▶ **Exercise**: Extract each record and reproduce it exactly.

(Excerpt from a dataset)
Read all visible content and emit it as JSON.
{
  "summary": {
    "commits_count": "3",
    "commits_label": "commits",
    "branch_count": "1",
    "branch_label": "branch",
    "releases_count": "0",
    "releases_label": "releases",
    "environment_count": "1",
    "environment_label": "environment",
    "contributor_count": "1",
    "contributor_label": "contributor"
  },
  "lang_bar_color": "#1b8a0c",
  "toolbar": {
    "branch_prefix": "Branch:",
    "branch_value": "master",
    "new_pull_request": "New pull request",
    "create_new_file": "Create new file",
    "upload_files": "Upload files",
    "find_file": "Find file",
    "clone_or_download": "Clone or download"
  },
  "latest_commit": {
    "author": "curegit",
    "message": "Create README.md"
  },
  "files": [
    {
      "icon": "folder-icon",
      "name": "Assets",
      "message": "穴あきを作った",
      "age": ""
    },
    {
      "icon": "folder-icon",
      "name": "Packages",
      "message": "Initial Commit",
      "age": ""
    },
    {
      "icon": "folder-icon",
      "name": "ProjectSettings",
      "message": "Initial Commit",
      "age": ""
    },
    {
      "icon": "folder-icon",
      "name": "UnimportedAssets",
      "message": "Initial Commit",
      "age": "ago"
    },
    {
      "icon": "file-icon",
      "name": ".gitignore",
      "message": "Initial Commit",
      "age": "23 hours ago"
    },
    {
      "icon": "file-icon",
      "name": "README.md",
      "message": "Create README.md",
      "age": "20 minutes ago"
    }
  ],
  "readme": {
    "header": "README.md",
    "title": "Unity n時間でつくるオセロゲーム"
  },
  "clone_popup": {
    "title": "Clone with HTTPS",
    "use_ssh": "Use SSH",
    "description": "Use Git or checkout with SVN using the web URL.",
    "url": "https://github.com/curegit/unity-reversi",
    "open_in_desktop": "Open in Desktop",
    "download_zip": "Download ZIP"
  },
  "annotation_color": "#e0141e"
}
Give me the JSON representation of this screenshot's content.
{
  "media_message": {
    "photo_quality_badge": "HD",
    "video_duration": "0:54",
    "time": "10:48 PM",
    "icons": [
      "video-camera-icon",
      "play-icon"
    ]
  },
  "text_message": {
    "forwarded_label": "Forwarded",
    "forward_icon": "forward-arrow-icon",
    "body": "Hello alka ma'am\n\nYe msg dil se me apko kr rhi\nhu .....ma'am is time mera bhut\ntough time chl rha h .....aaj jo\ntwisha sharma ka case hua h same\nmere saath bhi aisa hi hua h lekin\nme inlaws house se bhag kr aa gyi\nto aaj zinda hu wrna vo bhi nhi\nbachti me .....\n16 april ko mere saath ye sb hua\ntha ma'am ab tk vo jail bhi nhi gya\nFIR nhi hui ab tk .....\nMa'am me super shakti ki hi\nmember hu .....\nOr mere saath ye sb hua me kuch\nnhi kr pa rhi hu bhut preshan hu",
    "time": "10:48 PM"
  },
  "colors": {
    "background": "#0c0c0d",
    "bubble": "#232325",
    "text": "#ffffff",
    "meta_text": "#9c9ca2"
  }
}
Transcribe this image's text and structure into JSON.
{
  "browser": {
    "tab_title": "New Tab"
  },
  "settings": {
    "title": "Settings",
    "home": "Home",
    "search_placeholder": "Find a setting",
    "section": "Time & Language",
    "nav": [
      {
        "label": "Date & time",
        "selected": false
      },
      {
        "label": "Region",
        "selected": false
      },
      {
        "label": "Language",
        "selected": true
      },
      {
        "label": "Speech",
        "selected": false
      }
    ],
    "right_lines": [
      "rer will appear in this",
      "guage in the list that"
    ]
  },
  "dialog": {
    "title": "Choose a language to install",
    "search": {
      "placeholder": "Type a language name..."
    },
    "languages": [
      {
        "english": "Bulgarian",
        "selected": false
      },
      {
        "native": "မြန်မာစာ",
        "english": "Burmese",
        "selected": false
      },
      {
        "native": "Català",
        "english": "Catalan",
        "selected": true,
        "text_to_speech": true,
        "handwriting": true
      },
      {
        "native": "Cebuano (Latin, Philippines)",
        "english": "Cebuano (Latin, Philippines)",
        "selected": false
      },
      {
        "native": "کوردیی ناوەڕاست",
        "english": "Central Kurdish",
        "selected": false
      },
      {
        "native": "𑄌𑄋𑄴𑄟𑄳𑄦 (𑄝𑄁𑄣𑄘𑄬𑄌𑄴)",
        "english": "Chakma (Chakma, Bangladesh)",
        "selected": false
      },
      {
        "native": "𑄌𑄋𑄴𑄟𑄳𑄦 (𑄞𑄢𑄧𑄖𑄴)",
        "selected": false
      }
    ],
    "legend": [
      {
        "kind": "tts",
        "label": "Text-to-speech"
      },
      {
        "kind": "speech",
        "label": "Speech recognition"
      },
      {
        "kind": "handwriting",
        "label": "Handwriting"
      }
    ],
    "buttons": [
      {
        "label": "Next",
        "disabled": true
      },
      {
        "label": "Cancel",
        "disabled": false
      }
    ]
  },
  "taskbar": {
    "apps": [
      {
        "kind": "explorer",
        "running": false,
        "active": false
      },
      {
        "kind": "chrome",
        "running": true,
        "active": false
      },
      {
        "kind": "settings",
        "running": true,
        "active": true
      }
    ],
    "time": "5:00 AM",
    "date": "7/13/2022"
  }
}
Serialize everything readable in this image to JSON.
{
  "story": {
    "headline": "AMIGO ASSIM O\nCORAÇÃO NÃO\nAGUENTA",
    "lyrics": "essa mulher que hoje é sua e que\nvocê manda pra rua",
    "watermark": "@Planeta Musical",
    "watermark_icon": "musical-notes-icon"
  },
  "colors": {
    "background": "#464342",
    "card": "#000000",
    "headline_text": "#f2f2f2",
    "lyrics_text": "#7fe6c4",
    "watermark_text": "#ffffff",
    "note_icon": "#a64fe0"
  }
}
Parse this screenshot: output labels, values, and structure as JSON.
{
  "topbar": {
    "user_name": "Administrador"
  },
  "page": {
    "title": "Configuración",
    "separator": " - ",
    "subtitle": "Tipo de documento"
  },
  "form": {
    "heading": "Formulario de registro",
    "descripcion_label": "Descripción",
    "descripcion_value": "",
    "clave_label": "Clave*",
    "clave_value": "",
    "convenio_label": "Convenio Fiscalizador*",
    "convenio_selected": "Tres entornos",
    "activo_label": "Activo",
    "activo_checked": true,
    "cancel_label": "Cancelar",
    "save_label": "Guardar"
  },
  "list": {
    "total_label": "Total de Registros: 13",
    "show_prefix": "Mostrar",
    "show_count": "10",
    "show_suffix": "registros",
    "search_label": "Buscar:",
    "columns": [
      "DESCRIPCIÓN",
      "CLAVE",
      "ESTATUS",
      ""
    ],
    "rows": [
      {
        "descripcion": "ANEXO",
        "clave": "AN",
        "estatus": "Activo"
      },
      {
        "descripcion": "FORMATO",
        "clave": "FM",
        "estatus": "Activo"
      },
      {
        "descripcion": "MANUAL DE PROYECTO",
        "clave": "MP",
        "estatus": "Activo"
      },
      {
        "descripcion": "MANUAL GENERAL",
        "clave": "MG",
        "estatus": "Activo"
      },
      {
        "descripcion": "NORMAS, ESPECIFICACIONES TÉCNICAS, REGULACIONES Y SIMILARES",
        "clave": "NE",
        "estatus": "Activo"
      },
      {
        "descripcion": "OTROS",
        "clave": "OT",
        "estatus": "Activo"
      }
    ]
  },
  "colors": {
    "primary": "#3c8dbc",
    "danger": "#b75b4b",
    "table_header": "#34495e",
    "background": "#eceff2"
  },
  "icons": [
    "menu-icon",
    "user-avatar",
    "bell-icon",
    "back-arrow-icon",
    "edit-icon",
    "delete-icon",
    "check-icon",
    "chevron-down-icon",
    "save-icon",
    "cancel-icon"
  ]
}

▶ **Answer for the task**:
Read all visible content and emit it as JSON.
{
  "summary": {
    "commits_count": "3",
    "commits_label": "commits",
    "branch_count": "1",
    "branch_label": "branch",
    "releases_count": "0",
    "releases_label": "releases",
    "environment_count": "1",
    "environment_label": "environment",
    "contributor_count": "1",
    "contributor_label": "contributor"
  },
  "lang_bar_color": "#1b8a0c",
  "toolbar": {
    "branch_prefix": "Branch:",
    "branch_value": "master",
    "new_pull_request": "New pull request",
    "create_new_file": "Create new file",
    "upload_files": "Upload files",
    "find_file": "Find file",
    "clone_or_download": "Clone or download"
  },
  "latest_commit": {
    "author": "curegit",
    "message": "Create README.md"
  },
  "files": [
    {
      "icon": "folder-icon",
      "name": "Assets",
      "message": "穴あきを作った",
      "age": ""
    },
    {
      "icon": "folder-icon",
      "name": "Packages",
      "message": "Initial Commit",
      "age": ""
    },
    {
      "icon": "folder-icon",
      "name": "ProjectSettings",
      "message": "Initial Commit",
      "age": ""
    },
    {
      "icon": "folder-icon",
      "name": "UnimportedAssets",
      "message": "Initial Commit",
      "age": "ago"
    },
    {
      "icon": "file-icon",
      "name": ".gitignore",
      "message": "Initial Commit",
      "age": "23 hours ago"
    },
    {
      "icon": "file-icon",
      "name": "README.md",
      "message": "Create README.md",
      "age": "20 minutes ago"
    }
  ],
  "readme": {
    "header": "README.md",
    "title": "Unity n時間でつくるオセロゲーム"
  },
  "clone_popup": {
    "title": "Clone with HTTPS",
    "use_ssh": "Use SSH",
    "description": "Use Git or checkout with SVN using the web URL.",
    "url": "https://github.com/curegit/unity-reversi",
    "open_in_desktop": "Open in Desktop",
    "download_zip": "Download ZIP"
  },
  "annotation_color": "#e0141e"
}
Give me the JSON representation of this screenshot's content.
{
  "media_message": {
    "photo_quality_badge": "HD",
    "video_duration": "0:54",
    "time": "10:48 PM",
    "icons": [
      "video-camera-icon",
      "play-icon"
    ]
  },
  "text_message": {
    "forwarded_label": "Forwarded",
    "forward_icon": "forward-arrow-icon",
    "body": "Hello alka ma'am\n\nYe msg dil se me apko kr rhi\nhu .....ma'am is time mera bhut\ntough time chl rha h .....aaj jo\ntwisha sharma ka case hua h same\nmere saath bhi aisa hi hua h lekin\nme inlaws house se bhag kr aa gyi\nto aaj zinda hu wrna vo bhi nhi\nbachti me .....\n16 april ko mere saath ye sb hua\ntha ma'am ab tk vo jail bhi nhi gya\nFIR nhi hui ab tk .....\nMa'am me super shakti ki hi\nmember hu .....\nOr mere saath ye sb hua me kuch\nnhi kr pa rhi hu bhut preshan hu",
    "time": "10:48 PM"
  },
  "colors": {
    "background": "#0c0c0d",
    "bubble": "#232325",
    "text": "#ffffff",
    "meta_text": "#9c9ca2"
  }
}
Transcribe this image's text and structure into JSON.
{
  "browser": {
    "tab_title": "New Tab"
  },
  "settings": {
    "title": "Settings",
    "home": "Home",
    "search_placeholder": "Find a setting",
    "section": "Time & Language",
    "nav": [
      {
        "label": "Date & time",
        "selected": false
      },
      {
        "label": "Region",
        "selected": false
      },
      {
        "label": "Language",
        "selected": true
      },
      {
        "label": "Speech",
        "selected": false
      }
    ],
    "right_lines": [
      "rer will appear in this",
      "guage in the list that"
    ]
  },
  "dialog": {
    "title": "Choose a language to install",
    "search": {
      "placeholder": "Type a language name..."
    },
    "languages": [
      {
        "english": "Bulgarian",
        "selected": false
      },
      {
        "native": "မြန်မာစာ",
        "english": "Burmese",
        "selected": false
      },
      {
        "native": "Català",
        "english": "Catalan",
        "selected": true,
        "text_to_speech": true,
        "handwriting": true
      },
      {
        "native": "Cebuano (Latin, Philippines)",
        "english": "Cebuano (Latin, Philippines)",
        "selected": false
      },
      {
        "native": "کوردیی ناوەڕاست",
        "english": "Central Kurdish",
        "selected": false
      },
      {
        "native": "𑄌𑄋𑄴𑄟𑄳𑄦 (𑄝𑄁𑄣𑄘𑄬𑄌𑄴)",
        "english": "Chakma (Chakma, Bangladesh)",
        "selected": false
      },
      {
        "native": "𑄌𑄋𑄴𑄟𑄳𑄦 (𑄞𑄢𑄧𑄖𑄴)",
        "selected": false
      }
    ],
    "legend": [
      {
        "kind": "tts",
        "label": "Text-to-speech"
      },
      {
        "kind": "speech",
        "label": "Speech recognition"
      },
      {
        "kind": "handwriting",
        "label": "Handwriting"
      }
    ],
    "buttons": [
      {
        "label": "Next",
        "disabled": true
      },
      {
        "label": "Cancel",
        "disabled": false
      }
    ]
  },
  "taskbar": {
    "apps": [
      {
        "kind": "explorer",
        "running": false,
        "active": false
      },
      {
        "kind": "chrome",
        "running": true,
        "active": false
      },
      {
        "kind": "settings",
        "running": true,
        "active": true
      }
    ],
    "time": "5:00 AM",
    "date": "7/13/2022"
  }
}
Serialize everything readable in this image to JSON.
{
  "story": {
    "headline": "AMIGO ASSIM O\nCORAÇÃO NÃO\nAGUENTA",
    "lyrics": "essa mulher que hoje é sua e que\nvocê manda pra rua",
    "watermark": "@Planeta Musical",
    "watermark_icon": "musical-notes-icon"
  },
  "colors": {
    "background": "#464342",
    "card": "#000000",
    "headline_text": "#f2f2f2",
    "lyrics_text": "#7fe6c4",
    "watermark_text": "#ffffff",
    "note_icon": "#a64fe0"
  }
}
Parse this screenshot: output labels, values, and structure as JSON.
{
  "topbar": {
    "user_name": "Administrador"
  },
  "page": {
    "title": "Configuración",
    "separator": " - ",
    "subtitle": "Tipo de documento"
  },
  "form": {
    "heading": "Formulario de registro",
    "descripcion_label": "Descripción",
    "descripcion_value": "",
    "clave_label": "Clave*",
    "clave_value": "",
    "convenio_label": "Convenio Fiscalizador*",
    "convenio_selected": "Tres entornos",
    "activo_label": "Activo",
    "activo_checked": true,
    "cancel_label": "Cancelar",
    "save_label": "Guardar"
  },
  "list": {
    "total_label": "Total de Registros: 13",
    "show_prefix": "Mostrar",
    "show_count": "10",
    "show_suffix": "registros",
    "search_label": "Buscar:",
    "columns": [
      "DESCRIPCIÓN",
      "CLAVE",
      "ESTATUS",
      ""
    ],
    "rows": [
      {
        "descripcion": "ANEXO",
        "clave": "AN",
        "estatus": "Activo"
      },
      {
        "descripcion": "FORMATO",
        "clave": "FM",
        "estatus": "Activo"
      },
      {
        "descripcion": "MANUAL DE PROYECTO",
        "clave": "MP",
        "estatus": "Activo"
      },
      {
        "descripcion": "MANUAL GENERAL",
        "clave": "MG",
        "estatus": "Activo"
      },
      {
        "descripcion": "NORMAS, ESPECIFICACIONES TÉCNICAS, REGULACIONES Y SIMILARES",
        "clave": "NE",
        "estatus": "Activo"
      },
      {
        "descripcion": "OTROS",
        "clave": "OT",
        "estatus": "Activo"
      }
    ]
  },
  "colors": {
    "primary": "#3c8dbc",
    "danger": "#b75b4b",
    "table_header": "#34495e",
    "background": "#eceff2"
  },
  "icons": [
    "menu-icon",
    "user-avatar",
    "bell-icon",
    "back-arrow-icon",
    "edit-icon",
    "delete-icon",
    "check-icon",
    "chevron-down-icon",
    "save-icon",
    "cancel-icon"
  ]
}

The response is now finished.